»»

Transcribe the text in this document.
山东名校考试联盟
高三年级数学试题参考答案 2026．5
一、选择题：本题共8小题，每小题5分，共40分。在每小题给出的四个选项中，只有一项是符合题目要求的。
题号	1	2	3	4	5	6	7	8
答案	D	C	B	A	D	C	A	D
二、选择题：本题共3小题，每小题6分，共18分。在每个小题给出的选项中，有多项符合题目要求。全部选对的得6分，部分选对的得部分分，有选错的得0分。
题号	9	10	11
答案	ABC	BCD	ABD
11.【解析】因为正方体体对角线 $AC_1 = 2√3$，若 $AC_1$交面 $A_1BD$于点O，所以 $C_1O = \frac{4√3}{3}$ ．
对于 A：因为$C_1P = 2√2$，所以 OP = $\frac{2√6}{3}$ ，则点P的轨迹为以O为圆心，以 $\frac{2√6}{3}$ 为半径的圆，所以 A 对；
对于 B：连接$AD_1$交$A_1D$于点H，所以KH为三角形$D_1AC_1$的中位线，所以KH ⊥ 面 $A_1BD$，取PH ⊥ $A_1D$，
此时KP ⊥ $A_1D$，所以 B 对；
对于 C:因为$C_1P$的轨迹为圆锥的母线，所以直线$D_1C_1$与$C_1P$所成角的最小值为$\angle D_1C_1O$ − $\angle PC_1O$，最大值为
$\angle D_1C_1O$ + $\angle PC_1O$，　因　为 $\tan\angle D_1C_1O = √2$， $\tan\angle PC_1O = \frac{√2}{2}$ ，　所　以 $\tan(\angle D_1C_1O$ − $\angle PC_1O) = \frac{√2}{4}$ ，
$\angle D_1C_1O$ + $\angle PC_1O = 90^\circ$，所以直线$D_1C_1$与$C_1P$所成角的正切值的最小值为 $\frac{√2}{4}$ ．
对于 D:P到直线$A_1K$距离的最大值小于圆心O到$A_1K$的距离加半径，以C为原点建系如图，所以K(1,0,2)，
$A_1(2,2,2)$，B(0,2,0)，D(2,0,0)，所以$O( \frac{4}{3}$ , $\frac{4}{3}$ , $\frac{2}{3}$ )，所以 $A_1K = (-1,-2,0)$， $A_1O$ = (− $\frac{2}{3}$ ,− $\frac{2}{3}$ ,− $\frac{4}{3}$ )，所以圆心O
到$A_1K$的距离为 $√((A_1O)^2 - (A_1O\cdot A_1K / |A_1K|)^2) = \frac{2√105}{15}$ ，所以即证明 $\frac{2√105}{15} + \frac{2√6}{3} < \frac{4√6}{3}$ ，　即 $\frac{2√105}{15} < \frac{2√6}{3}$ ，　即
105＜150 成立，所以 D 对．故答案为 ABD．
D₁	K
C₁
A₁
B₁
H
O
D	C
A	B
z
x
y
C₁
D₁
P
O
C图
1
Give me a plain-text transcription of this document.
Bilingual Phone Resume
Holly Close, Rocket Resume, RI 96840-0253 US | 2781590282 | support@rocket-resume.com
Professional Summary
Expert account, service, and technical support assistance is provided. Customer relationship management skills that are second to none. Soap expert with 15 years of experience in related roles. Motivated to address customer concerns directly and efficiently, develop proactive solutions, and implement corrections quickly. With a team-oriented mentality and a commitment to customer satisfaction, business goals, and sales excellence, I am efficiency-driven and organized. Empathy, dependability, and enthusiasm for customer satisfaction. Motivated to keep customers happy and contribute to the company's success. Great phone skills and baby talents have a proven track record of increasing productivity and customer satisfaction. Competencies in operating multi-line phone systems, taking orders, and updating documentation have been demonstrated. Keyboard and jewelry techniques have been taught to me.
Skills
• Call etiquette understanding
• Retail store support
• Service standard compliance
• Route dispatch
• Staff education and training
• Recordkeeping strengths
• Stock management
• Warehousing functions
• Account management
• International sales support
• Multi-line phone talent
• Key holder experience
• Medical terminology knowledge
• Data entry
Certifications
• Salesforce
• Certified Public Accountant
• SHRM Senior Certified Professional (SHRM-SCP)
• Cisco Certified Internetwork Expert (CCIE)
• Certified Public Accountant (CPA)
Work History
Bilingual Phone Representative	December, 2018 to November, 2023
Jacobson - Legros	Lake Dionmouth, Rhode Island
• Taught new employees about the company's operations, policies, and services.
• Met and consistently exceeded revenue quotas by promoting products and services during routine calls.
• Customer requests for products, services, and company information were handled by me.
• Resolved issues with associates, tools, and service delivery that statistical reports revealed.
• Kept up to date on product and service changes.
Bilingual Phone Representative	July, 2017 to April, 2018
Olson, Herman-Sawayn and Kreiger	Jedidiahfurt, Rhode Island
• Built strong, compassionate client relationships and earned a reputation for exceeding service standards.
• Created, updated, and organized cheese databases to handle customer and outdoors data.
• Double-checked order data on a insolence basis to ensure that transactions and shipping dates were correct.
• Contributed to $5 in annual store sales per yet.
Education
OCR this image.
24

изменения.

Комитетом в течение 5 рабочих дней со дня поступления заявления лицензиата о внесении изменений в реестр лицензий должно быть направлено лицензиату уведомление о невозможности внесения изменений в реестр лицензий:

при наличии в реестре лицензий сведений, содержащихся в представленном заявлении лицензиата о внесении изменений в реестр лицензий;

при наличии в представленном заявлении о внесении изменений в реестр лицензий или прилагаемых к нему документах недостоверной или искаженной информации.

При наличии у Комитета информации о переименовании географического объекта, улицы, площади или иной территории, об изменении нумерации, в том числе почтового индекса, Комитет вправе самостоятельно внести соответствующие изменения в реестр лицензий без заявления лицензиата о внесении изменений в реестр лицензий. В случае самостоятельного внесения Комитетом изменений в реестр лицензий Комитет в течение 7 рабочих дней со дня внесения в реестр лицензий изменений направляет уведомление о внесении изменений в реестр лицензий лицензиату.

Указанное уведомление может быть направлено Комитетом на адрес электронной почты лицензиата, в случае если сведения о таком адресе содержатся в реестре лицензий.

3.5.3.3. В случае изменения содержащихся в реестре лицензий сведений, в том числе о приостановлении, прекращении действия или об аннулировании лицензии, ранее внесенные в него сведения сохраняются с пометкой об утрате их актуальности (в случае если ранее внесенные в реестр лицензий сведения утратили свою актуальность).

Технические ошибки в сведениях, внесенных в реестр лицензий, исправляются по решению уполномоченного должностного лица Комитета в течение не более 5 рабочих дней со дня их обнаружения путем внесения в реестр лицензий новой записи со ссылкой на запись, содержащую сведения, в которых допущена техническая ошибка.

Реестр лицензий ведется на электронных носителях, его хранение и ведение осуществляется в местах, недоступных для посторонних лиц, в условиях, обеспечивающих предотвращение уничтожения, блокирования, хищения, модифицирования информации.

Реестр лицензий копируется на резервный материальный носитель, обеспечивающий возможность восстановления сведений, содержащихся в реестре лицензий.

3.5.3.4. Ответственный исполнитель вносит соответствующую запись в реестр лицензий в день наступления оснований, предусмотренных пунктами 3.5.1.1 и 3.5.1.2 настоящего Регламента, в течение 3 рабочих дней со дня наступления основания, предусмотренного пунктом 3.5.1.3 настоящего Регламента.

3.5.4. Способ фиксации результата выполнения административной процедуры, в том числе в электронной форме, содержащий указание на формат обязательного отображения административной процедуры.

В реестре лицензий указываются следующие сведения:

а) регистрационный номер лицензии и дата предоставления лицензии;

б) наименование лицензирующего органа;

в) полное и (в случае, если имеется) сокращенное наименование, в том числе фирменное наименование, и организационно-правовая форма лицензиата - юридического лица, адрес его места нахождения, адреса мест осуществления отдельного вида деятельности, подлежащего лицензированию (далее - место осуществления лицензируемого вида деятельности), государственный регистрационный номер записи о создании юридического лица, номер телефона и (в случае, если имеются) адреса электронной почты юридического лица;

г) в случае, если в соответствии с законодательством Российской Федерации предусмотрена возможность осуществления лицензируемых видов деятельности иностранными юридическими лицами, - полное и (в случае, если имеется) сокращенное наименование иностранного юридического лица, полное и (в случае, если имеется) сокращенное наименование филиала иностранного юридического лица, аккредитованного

««

• Aim: Look over the records above and copy each line that includes the string "experience".

• Written response:
Expert account, service, and technical support assistance is provided. Customer relationship management skills that are second to none. Soap expert with 15 years of experience in related roles. Motivated to address customer concerns directly and efficiently, develop proactive solutions, and implement corrections quickly. With a team-oriented mentality and a commitment to customer satisfaction, business goals, and sales excellence, I am efficiency-driven and organized. Empathy, dependability, and enthusiasm for customer satisfaction. Motivated to keep customers happy and contribute to the company's success. Great phone skills and baby talents have a proven track record of increasing productivity and customer satisfaction. Competencies in operating multi-line phone systems, taking orders, and updating documentation have been demonstrated. Keyboard and jewelry techniques have been taught to me.
• Key holder experience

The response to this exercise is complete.